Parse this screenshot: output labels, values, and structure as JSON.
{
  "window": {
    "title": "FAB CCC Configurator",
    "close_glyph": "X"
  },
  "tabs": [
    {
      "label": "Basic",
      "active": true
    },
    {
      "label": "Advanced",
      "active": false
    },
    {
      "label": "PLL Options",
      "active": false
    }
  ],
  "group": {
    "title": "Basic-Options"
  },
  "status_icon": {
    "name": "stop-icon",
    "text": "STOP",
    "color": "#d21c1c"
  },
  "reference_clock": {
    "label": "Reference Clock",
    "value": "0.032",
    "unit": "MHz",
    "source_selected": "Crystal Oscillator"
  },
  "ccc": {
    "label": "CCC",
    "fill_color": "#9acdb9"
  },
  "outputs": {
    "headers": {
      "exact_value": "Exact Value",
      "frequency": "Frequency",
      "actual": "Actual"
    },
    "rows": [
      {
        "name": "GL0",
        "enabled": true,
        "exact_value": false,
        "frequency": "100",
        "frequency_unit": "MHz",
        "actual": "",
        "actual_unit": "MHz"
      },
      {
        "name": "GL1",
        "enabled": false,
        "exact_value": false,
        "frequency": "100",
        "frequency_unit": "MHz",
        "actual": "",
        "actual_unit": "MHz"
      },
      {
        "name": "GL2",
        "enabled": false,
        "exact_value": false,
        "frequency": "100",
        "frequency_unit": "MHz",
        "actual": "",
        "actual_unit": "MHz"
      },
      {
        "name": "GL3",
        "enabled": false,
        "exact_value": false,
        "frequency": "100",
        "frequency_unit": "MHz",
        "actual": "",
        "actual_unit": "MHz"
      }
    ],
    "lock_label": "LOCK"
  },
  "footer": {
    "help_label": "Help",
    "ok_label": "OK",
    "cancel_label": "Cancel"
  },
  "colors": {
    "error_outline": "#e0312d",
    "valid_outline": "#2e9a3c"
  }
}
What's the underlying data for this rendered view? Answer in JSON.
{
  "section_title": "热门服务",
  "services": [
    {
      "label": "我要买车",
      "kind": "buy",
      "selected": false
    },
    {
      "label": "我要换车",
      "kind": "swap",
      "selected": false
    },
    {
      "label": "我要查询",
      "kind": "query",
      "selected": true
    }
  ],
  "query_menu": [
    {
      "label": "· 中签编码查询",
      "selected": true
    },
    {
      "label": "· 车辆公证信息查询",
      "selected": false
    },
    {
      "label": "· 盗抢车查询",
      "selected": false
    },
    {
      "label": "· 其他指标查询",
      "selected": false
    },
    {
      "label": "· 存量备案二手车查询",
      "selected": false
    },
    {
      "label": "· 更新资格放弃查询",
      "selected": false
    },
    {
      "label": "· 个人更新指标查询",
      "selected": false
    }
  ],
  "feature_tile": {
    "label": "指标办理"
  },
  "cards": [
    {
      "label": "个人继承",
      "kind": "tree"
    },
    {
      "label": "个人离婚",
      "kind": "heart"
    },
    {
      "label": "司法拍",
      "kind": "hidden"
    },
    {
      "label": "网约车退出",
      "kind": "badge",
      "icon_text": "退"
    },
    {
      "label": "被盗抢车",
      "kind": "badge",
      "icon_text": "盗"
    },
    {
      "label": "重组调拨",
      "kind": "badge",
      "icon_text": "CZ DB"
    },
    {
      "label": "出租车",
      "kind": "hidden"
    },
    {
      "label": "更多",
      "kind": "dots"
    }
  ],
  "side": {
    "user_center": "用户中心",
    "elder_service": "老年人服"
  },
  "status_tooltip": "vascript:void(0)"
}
===
## [Your task]
State only the number of lines in these entries that contain "JSON".

## [Complete output]
2